- EXERCISE PROMPT
Copy down every line where the string "encore" shows up.

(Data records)

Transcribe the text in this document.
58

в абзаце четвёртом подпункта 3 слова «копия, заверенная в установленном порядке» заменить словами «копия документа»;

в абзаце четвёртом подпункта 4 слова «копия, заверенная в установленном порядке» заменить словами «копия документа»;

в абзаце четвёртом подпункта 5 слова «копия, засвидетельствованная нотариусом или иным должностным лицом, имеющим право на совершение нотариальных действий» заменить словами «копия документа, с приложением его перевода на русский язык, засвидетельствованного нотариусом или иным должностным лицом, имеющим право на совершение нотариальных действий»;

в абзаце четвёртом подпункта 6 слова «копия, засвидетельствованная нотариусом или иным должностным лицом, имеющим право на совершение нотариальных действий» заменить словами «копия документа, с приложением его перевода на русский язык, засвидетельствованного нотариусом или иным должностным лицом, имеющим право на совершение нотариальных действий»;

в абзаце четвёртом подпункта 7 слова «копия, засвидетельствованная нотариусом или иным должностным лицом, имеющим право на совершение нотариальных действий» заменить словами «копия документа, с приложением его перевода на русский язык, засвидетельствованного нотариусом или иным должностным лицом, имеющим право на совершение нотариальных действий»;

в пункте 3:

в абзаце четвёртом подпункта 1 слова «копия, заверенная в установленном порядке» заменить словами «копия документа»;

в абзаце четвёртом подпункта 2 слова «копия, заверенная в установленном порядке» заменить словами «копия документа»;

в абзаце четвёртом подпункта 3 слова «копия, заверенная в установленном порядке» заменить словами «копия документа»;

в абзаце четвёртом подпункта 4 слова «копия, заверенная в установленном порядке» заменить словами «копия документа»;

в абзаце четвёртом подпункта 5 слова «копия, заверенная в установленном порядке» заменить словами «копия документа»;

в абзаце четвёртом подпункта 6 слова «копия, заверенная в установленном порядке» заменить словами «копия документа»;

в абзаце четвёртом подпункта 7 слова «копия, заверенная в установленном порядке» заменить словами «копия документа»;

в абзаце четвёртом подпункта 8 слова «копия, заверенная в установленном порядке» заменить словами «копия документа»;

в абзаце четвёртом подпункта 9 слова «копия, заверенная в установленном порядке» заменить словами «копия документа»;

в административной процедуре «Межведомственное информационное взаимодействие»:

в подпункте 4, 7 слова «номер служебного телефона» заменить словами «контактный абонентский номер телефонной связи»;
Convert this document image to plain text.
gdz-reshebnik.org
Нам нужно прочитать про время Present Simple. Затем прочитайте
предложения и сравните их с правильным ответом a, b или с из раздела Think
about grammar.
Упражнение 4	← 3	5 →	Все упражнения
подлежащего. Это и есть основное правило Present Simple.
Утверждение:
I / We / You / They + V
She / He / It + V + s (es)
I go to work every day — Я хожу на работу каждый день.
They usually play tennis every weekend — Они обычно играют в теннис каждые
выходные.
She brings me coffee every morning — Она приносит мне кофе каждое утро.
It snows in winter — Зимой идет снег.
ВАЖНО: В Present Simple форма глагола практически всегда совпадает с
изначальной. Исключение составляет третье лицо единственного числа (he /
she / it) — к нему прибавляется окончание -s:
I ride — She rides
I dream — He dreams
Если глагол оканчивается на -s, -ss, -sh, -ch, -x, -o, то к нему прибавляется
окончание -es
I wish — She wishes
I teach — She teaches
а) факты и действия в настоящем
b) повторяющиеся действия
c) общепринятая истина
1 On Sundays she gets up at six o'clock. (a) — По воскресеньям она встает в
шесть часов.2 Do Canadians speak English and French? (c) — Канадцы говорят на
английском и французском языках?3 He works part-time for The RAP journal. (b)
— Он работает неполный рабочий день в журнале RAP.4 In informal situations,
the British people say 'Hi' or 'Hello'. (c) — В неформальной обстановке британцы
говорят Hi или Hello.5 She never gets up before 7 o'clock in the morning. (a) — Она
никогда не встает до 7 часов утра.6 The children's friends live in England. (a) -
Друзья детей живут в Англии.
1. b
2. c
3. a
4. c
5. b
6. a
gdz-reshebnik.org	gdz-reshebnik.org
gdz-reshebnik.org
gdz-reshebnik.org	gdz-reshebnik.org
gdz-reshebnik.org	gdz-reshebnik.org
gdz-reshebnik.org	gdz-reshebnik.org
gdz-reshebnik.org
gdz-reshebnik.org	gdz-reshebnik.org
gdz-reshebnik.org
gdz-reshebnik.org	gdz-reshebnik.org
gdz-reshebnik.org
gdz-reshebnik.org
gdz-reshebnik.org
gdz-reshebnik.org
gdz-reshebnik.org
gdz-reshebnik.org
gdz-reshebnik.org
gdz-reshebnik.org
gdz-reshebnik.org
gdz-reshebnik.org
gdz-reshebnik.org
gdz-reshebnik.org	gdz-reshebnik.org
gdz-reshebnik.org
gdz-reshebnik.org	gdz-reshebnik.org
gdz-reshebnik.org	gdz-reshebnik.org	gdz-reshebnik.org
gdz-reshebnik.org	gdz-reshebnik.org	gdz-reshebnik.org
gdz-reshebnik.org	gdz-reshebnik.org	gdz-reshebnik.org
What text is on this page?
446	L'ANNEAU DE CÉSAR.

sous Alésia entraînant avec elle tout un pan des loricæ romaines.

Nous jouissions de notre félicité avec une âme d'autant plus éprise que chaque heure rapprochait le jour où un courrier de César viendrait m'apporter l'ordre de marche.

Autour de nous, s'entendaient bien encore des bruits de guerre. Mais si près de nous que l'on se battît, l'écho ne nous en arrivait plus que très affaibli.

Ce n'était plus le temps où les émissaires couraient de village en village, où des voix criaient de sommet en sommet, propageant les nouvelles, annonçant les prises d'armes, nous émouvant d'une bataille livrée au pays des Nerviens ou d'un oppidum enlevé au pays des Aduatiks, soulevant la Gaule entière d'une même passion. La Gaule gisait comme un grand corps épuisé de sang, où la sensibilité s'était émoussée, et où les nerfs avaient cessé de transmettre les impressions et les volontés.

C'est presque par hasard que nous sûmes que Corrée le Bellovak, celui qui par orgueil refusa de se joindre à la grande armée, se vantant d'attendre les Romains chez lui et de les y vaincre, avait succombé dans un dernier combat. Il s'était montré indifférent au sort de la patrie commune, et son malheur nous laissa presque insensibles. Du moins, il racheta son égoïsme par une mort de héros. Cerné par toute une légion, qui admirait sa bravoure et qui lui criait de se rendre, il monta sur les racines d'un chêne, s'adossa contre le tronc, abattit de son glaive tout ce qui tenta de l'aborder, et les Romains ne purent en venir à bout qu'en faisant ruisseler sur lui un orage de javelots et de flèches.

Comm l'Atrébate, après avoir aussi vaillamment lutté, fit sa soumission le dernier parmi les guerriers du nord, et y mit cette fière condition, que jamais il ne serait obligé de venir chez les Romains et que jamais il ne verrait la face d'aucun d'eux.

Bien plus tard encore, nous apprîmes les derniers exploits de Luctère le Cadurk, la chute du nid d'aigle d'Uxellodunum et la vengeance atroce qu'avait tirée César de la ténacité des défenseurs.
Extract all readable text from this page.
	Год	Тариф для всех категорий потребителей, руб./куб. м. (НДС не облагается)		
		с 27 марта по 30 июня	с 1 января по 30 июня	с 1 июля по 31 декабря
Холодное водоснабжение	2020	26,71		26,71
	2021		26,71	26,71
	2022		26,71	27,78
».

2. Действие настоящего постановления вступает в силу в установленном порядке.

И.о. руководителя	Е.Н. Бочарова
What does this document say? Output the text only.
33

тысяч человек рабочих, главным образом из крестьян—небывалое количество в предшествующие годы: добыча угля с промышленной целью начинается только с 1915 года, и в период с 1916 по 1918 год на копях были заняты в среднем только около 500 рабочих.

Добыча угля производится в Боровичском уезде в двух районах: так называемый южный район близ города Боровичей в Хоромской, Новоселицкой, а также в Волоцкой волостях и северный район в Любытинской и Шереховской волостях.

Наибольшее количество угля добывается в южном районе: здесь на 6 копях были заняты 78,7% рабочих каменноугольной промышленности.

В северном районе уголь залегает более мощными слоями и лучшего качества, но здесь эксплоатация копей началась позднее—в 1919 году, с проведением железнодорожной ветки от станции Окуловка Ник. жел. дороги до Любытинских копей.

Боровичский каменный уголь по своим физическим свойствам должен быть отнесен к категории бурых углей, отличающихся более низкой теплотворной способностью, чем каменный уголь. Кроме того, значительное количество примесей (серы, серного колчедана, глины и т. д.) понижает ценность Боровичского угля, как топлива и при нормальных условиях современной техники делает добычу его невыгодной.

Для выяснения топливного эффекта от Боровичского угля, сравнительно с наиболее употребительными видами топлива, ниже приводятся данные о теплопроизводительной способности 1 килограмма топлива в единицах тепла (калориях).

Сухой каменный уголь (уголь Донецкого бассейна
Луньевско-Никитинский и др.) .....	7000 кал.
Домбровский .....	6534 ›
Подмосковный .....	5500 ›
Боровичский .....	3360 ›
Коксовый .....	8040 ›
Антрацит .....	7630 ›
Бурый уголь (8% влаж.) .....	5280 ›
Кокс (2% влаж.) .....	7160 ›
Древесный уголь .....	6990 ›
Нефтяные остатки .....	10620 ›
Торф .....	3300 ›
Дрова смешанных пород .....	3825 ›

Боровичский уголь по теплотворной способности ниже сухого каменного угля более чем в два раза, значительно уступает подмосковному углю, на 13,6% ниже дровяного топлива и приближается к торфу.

- CORRECT ANSWER
Autour de nous, s'entendaient bien encore des bruits de guerre. Mais si près de nous que l'on se battît, l'écho ne nous en arrivait plus que très affaibli.
Bien plus tard encore, nous apprîmes les derniers exploits de Luctère le Cadurk, la chute du nid d'aigle d'Uxellodunum et la vengeance atroce qu'avait tirée César de la ténacité des défenseurs.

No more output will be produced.